## [DATASET EXCERPTS]
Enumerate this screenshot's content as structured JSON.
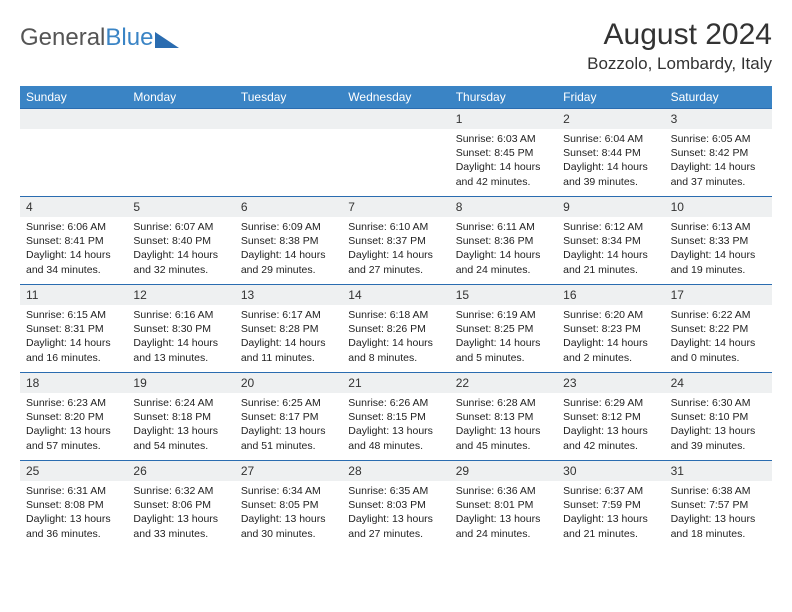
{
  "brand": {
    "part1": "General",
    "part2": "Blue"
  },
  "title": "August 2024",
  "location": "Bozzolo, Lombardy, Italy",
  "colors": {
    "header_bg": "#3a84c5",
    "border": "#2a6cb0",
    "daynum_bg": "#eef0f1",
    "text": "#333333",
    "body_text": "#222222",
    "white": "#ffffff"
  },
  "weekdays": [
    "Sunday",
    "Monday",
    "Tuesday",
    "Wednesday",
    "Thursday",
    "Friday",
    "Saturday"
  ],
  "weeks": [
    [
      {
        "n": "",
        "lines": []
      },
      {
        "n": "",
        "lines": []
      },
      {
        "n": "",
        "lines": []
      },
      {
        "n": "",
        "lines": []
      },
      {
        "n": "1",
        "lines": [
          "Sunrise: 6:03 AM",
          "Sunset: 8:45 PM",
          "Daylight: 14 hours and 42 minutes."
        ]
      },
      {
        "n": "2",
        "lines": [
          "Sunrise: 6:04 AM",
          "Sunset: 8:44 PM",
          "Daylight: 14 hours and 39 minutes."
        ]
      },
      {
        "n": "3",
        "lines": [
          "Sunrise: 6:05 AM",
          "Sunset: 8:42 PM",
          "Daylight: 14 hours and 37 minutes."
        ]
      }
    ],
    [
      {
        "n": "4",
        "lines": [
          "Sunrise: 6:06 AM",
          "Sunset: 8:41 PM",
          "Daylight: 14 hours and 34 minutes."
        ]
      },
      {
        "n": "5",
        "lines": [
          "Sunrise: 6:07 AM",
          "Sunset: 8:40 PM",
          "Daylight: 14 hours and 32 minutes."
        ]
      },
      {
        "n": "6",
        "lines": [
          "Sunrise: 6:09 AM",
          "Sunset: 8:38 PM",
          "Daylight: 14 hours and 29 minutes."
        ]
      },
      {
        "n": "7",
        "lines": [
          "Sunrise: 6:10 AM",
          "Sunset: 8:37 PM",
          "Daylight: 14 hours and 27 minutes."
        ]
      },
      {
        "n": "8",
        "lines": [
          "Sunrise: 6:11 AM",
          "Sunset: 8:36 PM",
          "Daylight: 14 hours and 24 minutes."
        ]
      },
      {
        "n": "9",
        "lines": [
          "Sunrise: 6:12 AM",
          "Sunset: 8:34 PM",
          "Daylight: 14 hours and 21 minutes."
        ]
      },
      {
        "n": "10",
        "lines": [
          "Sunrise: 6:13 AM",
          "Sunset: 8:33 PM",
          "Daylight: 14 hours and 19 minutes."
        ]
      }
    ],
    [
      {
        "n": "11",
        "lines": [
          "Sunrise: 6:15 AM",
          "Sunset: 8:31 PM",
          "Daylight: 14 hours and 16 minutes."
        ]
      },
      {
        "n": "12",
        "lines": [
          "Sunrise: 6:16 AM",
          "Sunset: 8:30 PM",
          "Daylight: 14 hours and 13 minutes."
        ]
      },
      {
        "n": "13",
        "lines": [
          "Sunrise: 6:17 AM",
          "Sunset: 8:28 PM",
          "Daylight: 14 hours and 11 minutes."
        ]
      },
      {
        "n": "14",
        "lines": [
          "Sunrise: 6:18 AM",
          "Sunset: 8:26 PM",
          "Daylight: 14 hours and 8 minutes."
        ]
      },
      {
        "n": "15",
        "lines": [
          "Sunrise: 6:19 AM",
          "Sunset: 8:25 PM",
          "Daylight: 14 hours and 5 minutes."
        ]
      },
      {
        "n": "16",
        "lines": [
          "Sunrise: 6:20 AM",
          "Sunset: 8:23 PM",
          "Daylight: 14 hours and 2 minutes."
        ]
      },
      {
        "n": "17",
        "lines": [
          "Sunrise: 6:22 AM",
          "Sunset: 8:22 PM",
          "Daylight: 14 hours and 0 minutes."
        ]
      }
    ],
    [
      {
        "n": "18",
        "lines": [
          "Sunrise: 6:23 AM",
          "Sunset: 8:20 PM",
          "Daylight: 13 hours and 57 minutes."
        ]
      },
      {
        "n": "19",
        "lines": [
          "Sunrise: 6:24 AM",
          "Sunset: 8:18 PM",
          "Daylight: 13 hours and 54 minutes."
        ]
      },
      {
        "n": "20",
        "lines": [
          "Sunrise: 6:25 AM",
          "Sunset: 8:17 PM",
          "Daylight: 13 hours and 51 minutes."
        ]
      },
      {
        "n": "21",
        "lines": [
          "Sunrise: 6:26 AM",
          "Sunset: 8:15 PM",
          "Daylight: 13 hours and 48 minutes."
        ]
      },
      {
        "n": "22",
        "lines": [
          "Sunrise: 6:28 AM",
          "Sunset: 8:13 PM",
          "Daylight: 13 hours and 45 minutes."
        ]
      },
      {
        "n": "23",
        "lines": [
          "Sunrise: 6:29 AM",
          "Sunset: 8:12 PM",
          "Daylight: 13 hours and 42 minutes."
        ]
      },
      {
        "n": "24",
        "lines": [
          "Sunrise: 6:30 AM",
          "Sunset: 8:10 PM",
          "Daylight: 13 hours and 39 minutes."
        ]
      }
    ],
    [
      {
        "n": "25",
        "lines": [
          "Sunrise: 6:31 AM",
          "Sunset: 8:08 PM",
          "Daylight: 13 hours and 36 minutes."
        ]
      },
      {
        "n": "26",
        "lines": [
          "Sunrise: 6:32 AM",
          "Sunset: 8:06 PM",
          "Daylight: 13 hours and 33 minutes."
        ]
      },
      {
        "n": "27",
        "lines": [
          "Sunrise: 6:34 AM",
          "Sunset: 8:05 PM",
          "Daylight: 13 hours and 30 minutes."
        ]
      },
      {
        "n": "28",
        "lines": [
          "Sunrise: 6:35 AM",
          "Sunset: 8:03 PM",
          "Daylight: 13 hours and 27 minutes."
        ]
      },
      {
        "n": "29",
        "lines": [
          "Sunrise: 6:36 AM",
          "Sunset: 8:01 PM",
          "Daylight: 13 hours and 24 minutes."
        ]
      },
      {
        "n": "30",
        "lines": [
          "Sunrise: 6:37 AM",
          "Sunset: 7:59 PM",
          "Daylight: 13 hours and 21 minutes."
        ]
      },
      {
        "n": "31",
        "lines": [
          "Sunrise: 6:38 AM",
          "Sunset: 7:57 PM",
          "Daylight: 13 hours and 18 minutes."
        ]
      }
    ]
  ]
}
--
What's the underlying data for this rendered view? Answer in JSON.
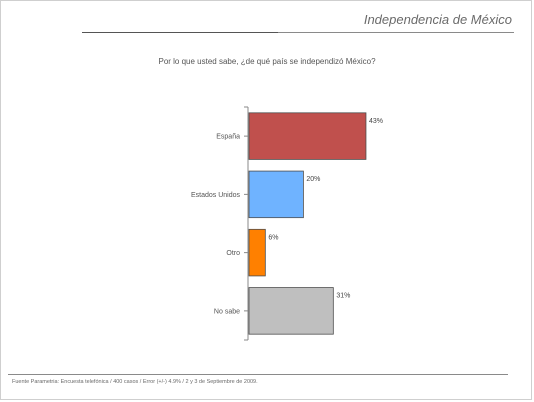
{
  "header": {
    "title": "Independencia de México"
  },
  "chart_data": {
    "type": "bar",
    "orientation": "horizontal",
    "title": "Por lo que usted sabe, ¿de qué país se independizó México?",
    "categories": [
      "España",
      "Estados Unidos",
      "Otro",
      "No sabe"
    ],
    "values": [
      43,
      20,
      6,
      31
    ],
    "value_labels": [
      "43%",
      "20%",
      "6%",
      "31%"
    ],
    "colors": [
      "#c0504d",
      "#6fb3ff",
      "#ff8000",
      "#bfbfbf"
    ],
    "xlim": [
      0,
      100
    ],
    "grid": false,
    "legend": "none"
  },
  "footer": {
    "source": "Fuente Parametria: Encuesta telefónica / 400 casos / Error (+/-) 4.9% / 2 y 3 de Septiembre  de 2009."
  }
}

## [THE PROBLEM]
Check each line of the entries above for the word "this". List the ones that have it.

## [RESULT]
Enumerate this screenshot's content as structured JSON.
What's the underlying data for this rendered view? Answer in JSON.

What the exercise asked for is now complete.